## Short task
Go through the records and copy each line where the word "sound" occurs.

## Extracted records
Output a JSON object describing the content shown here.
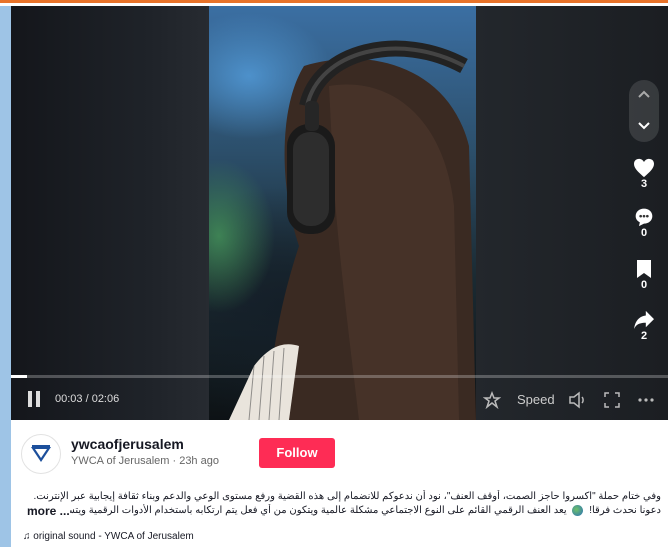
{
  "colors": {
    "accent": "#fe2c55",
    "page_background": "#9ec4e6",
    "top_stripe": "#e8732a"
  },
  "video": {
    "elapsed": "00:03",
    "duration": "02:06",
    "time_display": "00:03 / 02:06",
    "progress_fraction": 0.024,
    "state_icon": "pause-icon",
    "speed_label": "Speed"
  },
  "actions": {
    "likes": "3",
    "comments": "0",
    "saves": "0",
    "shares": "2"
  },
  "author": {
    "username": "ywcaofjerusalem",
    "display_line": "YWCA of Jerusalem · 23h ago",
    "follow_label": "Follow"
  },
  "description": {
    "line1": "وفي ختام حملة \"اكسروا حاجز الصمت، أوقف العنف\"، نود أن ندعوكم للانضمام إلى هذه القضية ورفع مستوى الوعي والدعم وبناء ثقافة إيجابية عبر الإنترنت.",
    "line2_a": "دعونا نحدث فرقا!",
    "line2_b": "يعد العنف الرقمي القائم على النوع الاجتماعي مشكلة عالمية ويتكون من أي فعل يتم ارتكابه باستخدام الأدوات الرقمية ويتسبب",
    "more_label": "more ..."
  },
  "sound": {
    "label": "original sound - YWCA of Jerusalem"
  }
}
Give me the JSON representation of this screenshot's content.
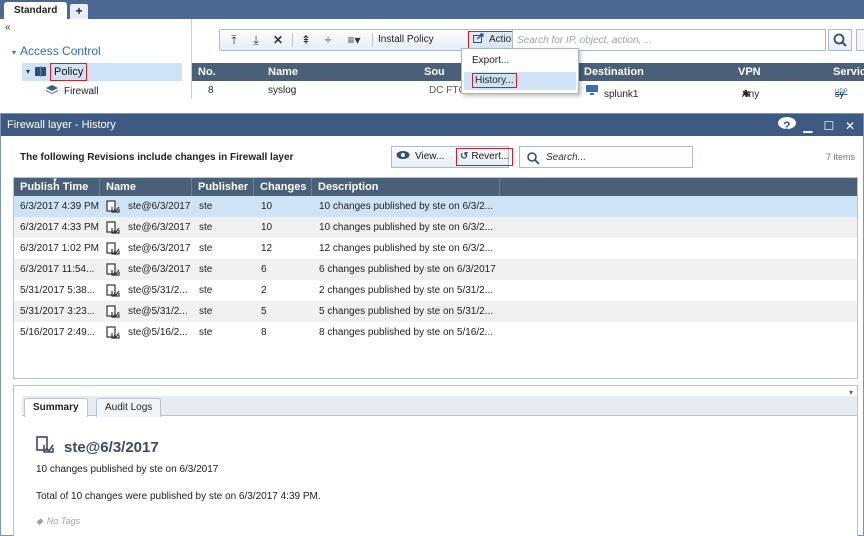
{
  "tabs": {
    "standard": "Standard",
    "add": "+"
  },
  "leftnav": {
    "collapse": "«",
    "access_control": "Access Control",
    "policy": "Policy",
    "firewall": "Firewall"
  },
  "toolbar": {
    "install_policy": "Install Policy",
    "actions": "Actions",
    "search_placeholder": "Search for IP, object, action, ..."
  },
  "actions_menu": {
    "items": [
      "Export...",
      "History..."
    ]
  },
  "policy_grid": {
    "columns": [
      "No.",
      "Name",
      "Sou",
      "Destination",
      "VPN",
      "Servic"
    ],
    "row": {
      "no": "8",
      "name": "syslog",
      "source": "DC FTC",
      "destination": "splunk1",
      "vpn": "Any",
      "service_badge": "UDP",
      "service": "sy"
    }
  },
  "dialog": {
    "title": "Firewall layer - History",
    "caption": "The following Revisions include changes in Firewall layer",
    "view_label": "View...",
    "revert_label": "Revert...",
    "search_placeholder": "Search...",
    "items_count": "7 items",
    "columns": [
      "Publish Time",
      "Name",
      "Publisher",
      "Changes",
      "Description"
    ],
    "rows": [
      {
        "time": "6/3/2017 4:39 PM",
        "name": "ste@6/3/2017",
        "publisher": "ste",
        "changes": "10",
        "desc": "10 changes published by ste on 6/3/2..."
      },
      {
        "time": "6/3/2017 4:33 PM",
        "name": "ste@6/3/2017",
        "publisher": "ste",
        "changes": "10",
        "desc": "10 changes published by ste on 6/3/2..."
      },
      {
        "time": "6/3/2017 1:02 PM",
        "name": "ste@6/3/2017",
        "publisher": "ste",
        "changes": "12",
        "desc": "12 changes published by ste on 6/3/2..."
      },
      {
        "time": "6/3/2017 11:54...",
        "name": "ste@6/3/2017",
        "publisher": "ste",
        "changes": "6",
        "desc": "6 changes published by ste on 6/3/2017"
      },
      {
        "time": "5/31/2017 5:38...",
        "name": "ste@5/31/2...",
        "publisher": "ste",
        "changes": "2",
        "desc": "2 changes published by ste on 5/31/2..."
      },
      {
        "time": "5/31/2017 3:23...",
        "name": "ste@5/31/2...",
        "publisher": "ste",
        "changes": "5",
        "desc": "5 changes published by ste on 5/31/2..."
      },
      {
        "time": "5/16/2017 2:49...",
        "name": "ste@5/16/2...",
        "publisher": "ste",
        "changes": "8",
        "desc": "8 changes published by ste on 5/16/2..."
      }
    ],
    "summary_tab": "Summary",
    "audit_tab": "Audit Logs",
    "summary": {
      "title": "ste@6/3/2017",
      "line1": "10 changes published by ste on 6/3/2017",
      "line2": "Total of 10 changes were published by ste on 6/3/2017 4:39 PM.",
      "tags": "No Tags"
    }
  }
}
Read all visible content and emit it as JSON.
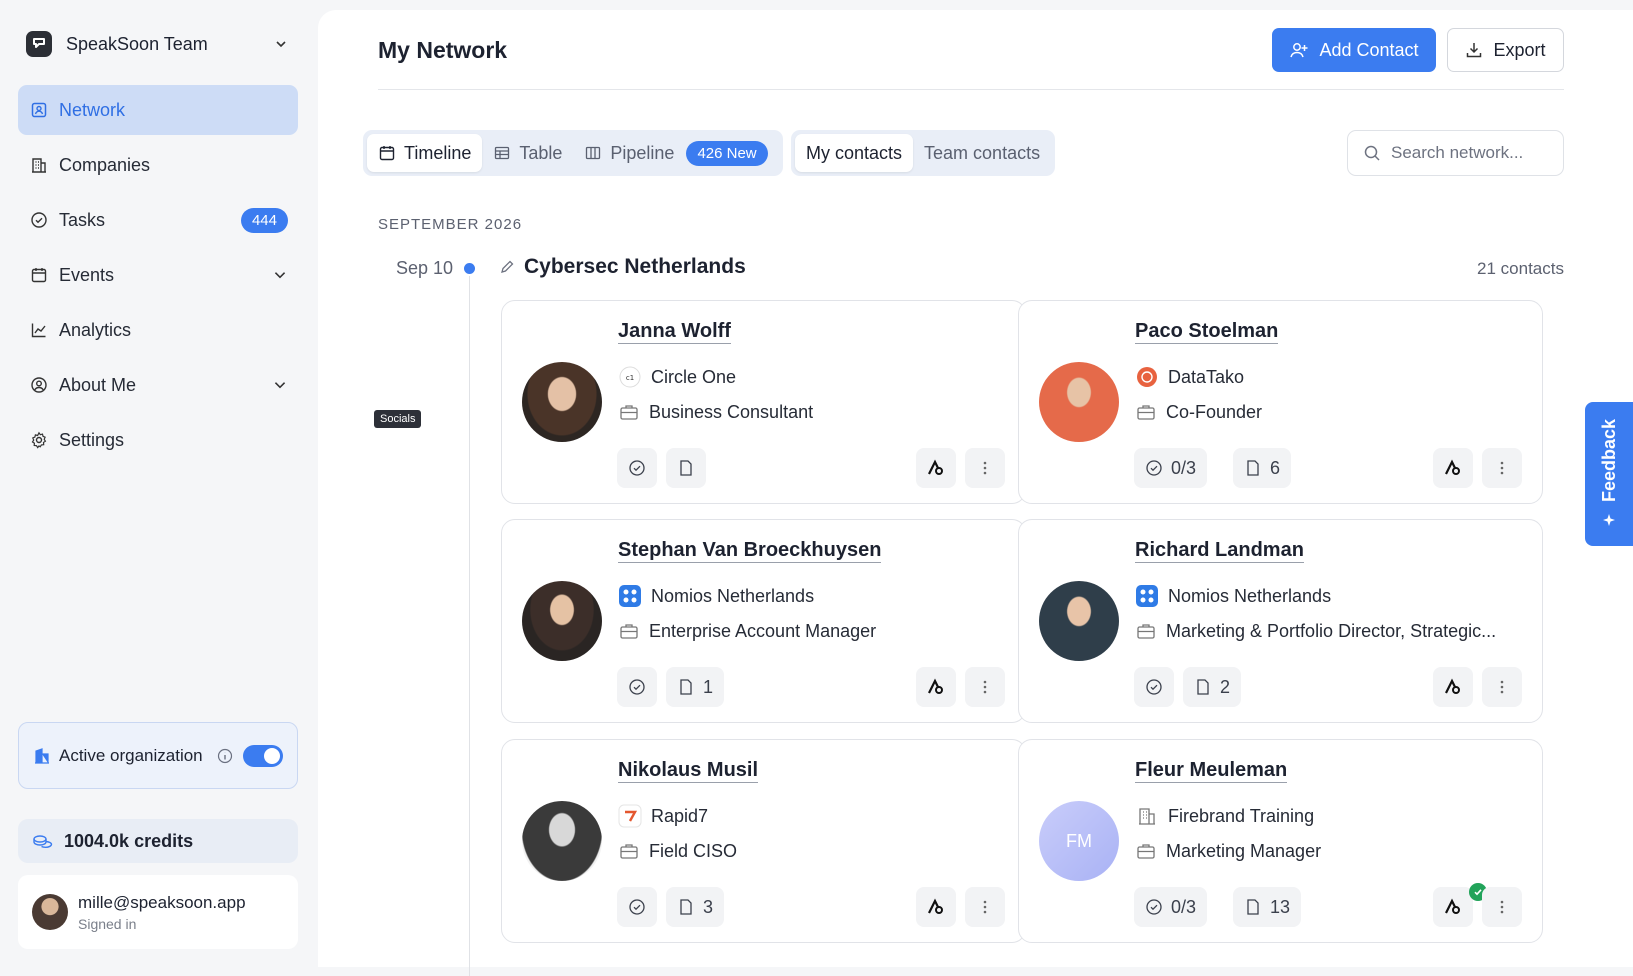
{
  "team": {
    "name": "SpeakSoon Team"
  },
  "nav": [
    {
      "label": "Network",
      "icon": "network-icon",
      "active": true
    },
    {
      "label": "Companies",
      "icon": "building-icon"
    },
    {
      "label": "Tasks",
      "icon": "check-circle-icon",
      "badge": "444"
    },
    {
      "label": "Events",
      "icon": "calendar-icon",
      "expandable": true
    },
    {
      "label": "Analytics",
      "icon": "chart-icon"
    },
    {
      "label": "About Me",
      "icon": "user-circle-icon",
      "expandable": true
    },
    {
      "label": "Settings",
      "icon": "gear-icon"
    }
  ],
  "org": {
    "label": "Active organization",
    "enabled": true
  },
  "credits": {
    "label": "1004.0k credits"
  },
  "user": {
    "email": "mille@speaksoon.app",
    "status": "Signed in"
  },
  "header": {
    "title": "My Network",
    "add_label": "Add Contact",
    "export_label": "Export"
  },
  "views": {
    "timeline": "Timeline",
    "table": "Table",
    "pipeline": "Pipeline",
    "pipeline_badge": "426 New"
  },
  "scope": {
    "mine": "My contacts",
    "team": "Team contacts"
  },
  "search": {
    "placeholder": "Search network..."
  },
  "timeline": {
    "month": "SEPTEMBER 2026",
    "date": "Sep 10",
    "event": "Cybersec Netherlands",
    "count": "21 contacts",
    "tooltip": "Socials"
  },
  "contacts": [
    {
      "name": "Janna Wolff",
      "company": "Circle One",
      "role": "Business Consultant",
      "tasks": "",
      "docs": "",
      "company_icon": "circle-one-logo"
    },
    {
      "name": "Paco Stoelman",
      "company": "DataTako",
      "role": "Co-Founder",
      "tasks": "0/3",
      "docs": "6",
      "company_icon": "datatako-logo"
    },
    {
      "name": "Stephan Van Broeckhuysen",
      "company": "Nomios Netherlands",
      "role": "Enterprise Account Manager",
      "tasks": "",
      "docs": "1",
      "company_icon": "nomios-logo"
    },
    {
      "name": "Richard Landman",
      "company": "Nomios Netherlands",
      "role": "Marketing & Portfolio Director, Strategic...",
      "tasks": "",
      "docs": "2",
      "company_icon": "nomios-logo"
    },
    {
      "name": "Nikolaus Musil",
      "company": "Rapid7",
      "role": "Field CISO",
      "tasks": "",
      "docs": "3",
      "company_icon": "rapid7-logo"
    },
    {
      "name": "Fleur Meuleman",
      "company": "Firebrand Training",
      "role": "Marketing Manager",
      "tasks": "0/3",
      "docs": "13",
      "company_icon": "building-icon",
      "initials": "FM",
      "verified": true
    }
  ],
  "feedback": {
    "label": "Feedback"
  },
  "colors": {
    "accent": "#3b7cf0",
    "nav_active_bg": "#cddcf6",
    "verified": "#22a35a"
  }
}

## Complete output
  "sound": {
    "label": "original sound - YWCA of Jerusalem"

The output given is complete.